■ **What is required**
Restate the portion of the piece on Romans 4:13-25 beginning at the words "And yet, something" and stopping after "promise to Abraham.", substituting "non-Jews" for "Gentiles" throughout.

── Page excerpt ──

Pentecost 2 – 2026
Romans 4:13-25
Marian Free
In the name of God who creates one family of many diverse people. Amen.
A major problem for the earliest Christians was whether and how those from a non-Jewish background could be included in the people of God. If Gentiles were to be included two major questions had to be answered: did Gentiles first have to be circumcised and, as believers in a Jewish Jesus, did they have to observe the Jewish Law? Paul deals with these questions in his letters to the Galatians and to the Romans. Paul is utterly convinced that the sole criterion for membership in the people of God is faith and in both these letters he refers back to Abraham, the father of Judaism, to make his point.
Paul’s letter to the Romans is his most considered and therefore the best structured of all his letters. It is generally thought to be his last letter and, because he is writing to a community which he didn’t found, his letter-writing is less rushed than his previous off-the cuff responses to issues in his communities that were causing him some concern. The letter itself informs us that Paul’s purpose in writing to Rome was his plan to visit the community there and his hope that they would send him on his way from there to Spain. A reading of the text suggests that in writing to the Romans Paul is also keen to make it clear that Jew and Greek are on an equal footing: “all have sinned and fallen short of the glory of God” (3:23), and that both Jews and (uncircumcised, non-observant) Gentiles belong to the people of God and that all are children of Abraham by virtue of their faith and not through anything that they have done (or not done).
In making this argument, Paul is keen to make it clear to his readers that the inclusion of Gentiles is evidence of the faithfulness of God. It appears that members of the Roman church were concerned that the inclusion of uncircumcised Gentiles who did not keep the Jewish law was a sign that God had been unfaithful to God’s promise to the Jews – a promise that set them apart.
For the Jews, being a descendant of Abraham (a member of the people of God) meant being circumcised and keeping the law. Both were signs of identity which made them distinct from the community around them. It was impossible at least for some of them to imagine that Gentiles as children of God, descendants of Abraham without circumcision and the law.
And yet, something new had happened. People who were not circumcised descendants of Abraham were coming to faith in Jesus Christ and joining communities of faith. What could this mean in relation to the historic faith?
In order to respond to this problem, Paul masterfully uses the foundational story of Judaism to prove that God’s choice of, promise to and covenant with Abraham already presages the inclusion – not only those physically descended from Abraham, but of all who have faith. Paul argues that in including the Gentiles, God has not broken God’s word but has been entirely faithful to the promise to Abraham.

───
── Data under study ──

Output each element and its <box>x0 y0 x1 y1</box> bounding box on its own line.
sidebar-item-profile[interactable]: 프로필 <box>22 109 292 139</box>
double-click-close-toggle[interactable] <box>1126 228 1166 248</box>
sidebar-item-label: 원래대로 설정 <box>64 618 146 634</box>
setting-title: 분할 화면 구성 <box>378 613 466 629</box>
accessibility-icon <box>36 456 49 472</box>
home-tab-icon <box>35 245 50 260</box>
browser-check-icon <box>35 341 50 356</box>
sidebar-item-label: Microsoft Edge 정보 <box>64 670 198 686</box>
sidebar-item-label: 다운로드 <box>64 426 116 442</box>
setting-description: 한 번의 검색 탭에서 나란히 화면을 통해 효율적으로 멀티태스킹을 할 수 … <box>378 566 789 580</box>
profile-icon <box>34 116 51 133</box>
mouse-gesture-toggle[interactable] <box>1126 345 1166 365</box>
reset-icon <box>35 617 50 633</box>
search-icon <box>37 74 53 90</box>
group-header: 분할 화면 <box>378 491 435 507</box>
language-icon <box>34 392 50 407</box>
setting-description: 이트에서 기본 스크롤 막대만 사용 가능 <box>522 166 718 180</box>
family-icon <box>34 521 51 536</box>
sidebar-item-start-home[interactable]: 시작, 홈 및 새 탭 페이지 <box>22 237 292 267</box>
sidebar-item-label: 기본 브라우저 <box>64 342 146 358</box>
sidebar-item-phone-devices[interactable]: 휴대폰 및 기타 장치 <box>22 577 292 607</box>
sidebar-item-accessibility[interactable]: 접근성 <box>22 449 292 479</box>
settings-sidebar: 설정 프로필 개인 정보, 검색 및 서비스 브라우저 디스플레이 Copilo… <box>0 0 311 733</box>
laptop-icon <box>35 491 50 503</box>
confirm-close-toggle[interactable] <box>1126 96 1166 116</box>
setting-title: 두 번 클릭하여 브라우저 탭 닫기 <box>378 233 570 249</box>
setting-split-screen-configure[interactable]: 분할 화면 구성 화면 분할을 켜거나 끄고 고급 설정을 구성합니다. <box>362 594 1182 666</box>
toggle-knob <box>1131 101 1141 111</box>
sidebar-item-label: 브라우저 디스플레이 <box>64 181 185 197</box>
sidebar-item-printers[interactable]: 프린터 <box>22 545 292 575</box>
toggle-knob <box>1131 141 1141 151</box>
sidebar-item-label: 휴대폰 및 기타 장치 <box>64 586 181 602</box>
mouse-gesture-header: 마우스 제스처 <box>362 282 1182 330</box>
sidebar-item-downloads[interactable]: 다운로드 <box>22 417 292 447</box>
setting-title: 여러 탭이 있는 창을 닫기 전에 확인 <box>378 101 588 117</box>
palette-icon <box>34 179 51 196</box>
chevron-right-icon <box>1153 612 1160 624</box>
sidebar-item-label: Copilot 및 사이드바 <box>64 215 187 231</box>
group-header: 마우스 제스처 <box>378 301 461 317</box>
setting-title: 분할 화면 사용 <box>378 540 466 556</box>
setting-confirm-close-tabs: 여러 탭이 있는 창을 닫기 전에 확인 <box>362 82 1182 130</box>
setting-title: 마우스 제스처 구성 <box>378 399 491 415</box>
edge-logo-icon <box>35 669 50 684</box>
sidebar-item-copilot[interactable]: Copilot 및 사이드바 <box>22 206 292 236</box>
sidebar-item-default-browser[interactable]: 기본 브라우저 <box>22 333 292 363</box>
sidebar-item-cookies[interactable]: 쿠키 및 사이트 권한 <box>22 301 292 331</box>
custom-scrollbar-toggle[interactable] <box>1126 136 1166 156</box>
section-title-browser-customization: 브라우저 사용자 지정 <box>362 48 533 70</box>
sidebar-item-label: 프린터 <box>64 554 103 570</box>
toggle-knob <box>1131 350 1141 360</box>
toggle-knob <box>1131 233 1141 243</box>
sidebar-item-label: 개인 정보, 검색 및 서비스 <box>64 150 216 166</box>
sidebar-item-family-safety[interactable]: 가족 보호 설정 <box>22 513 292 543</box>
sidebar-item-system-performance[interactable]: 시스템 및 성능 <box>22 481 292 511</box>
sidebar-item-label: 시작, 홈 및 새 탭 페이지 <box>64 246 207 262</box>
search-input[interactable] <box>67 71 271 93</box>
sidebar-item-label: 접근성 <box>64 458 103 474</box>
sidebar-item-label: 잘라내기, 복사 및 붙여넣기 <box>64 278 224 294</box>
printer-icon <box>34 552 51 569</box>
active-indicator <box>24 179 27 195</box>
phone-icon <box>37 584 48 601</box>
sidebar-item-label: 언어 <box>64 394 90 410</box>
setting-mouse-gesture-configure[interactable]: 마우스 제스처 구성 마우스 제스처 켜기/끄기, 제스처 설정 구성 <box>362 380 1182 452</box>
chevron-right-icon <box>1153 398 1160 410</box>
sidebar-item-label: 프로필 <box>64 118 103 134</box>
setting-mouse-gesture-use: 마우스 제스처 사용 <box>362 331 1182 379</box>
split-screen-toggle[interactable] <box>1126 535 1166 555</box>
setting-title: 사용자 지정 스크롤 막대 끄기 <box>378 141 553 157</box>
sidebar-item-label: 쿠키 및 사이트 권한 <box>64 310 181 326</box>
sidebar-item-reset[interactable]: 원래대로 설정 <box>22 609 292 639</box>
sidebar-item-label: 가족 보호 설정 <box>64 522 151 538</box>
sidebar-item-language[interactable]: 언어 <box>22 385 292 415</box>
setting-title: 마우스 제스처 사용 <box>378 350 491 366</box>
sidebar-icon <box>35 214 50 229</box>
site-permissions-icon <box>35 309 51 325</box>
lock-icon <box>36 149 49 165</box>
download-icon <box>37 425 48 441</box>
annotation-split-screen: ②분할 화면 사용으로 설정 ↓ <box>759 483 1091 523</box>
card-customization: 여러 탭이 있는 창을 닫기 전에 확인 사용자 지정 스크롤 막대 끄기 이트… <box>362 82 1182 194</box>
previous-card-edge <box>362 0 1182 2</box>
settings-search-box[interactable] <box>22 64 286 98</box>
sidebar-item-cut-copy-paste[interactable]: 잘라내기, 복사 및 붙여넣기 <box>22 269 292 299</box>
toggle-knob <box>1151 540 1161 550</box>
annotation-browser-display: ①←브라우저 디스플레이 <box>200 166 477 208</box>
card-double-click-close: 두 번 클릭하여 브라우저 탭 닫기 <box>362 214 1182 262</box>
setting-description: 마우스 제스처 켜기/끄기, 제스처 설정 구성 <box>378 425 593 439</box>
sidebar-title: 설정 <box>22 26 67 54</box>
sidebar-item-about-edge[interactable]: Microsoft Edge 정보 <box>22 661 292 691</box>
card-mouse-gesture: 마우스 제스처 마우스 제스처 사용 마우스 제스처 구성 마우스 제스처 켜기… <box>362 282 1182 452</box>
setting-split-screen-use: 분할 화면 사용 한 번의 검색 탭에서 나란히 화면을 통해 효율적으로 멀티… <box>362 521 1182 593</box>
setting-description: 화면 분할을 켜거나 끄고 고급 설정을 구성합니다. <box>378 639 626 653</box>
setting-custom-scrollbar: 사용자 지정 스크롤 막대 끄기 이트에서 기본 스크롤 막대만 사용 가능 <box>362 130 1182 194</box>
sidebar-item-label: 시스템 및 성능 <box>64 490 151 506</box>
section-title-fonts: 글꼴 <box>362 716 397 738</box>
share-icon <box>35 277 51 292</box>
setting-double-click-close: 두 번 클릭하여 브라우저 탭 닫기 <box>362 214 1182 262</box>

───

■ **The completed task**
And yet, something new had happened. People who were not circumcised descendants of Abraham were coming to faith in Jesus Christ and joining communities of faith. What could this mean in relation to the historic faith?
In order to respond to this problem, Paul masterfully uses the foundational story of Judaism to prove that God’s choice of, promise to and covenant with Abraham already presages the inclusion – not only those physically descended from Abraham, but of all who have faith. Paul argues that in including the non-Jews, God has not broken God’s word but has been entirely faithful to the promise to Abraham.